- [Your goal]
Every line below that includes "text" counts toward the total. Report that total alone.

(Data records)

<<<<

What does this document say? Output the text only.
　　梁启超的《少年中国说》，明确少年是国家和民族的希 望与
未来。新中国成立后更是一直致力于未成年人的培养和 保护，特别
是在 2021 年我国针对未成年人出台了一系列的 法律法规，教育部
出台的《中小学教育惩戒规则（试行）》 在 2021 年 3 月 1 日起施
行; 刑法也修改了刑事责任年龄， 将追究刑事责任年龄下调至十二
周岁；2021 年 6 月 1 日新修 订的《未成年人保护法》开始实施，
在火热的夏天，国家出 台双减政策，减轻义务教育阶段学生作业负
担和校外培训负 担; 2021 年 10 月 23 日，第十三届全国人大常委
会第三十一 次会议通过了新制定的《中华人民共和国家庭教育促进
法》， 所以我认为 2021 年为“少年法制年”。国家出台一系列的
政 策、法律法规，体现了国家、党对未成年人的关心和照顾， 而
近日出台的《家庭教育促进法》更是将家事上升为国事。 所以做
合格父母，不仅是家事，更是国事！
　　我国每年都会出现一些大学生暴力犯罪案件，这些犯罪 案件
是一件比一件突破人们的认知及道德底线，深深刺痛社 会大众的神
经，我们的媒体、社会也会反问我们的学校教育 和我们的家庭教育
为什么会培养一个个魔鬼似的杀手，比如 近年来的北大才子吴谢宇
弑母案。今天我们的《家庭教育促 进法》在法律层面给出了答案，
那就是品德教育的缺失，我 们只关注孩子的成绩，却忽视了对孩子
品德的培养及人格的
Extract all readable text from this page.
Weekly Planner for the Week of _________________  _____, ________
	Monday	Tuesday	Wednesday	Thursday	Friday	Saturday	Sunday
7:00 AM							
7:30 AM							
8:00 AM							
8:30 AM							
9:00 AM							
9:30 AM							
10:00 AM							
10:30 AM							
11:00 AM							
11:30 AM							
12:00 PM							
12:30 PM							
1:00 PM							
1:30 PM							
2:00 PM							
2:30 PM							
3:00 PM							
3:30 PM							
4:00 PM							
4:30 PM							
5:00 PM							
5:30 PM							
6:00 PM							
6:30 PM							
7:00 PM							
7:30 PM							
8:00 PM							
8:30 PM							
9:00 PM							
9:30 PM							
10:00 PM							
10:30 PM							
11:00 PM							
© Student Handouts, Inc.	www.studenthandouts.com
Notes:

>>>>

- [Reply to the exercise]
2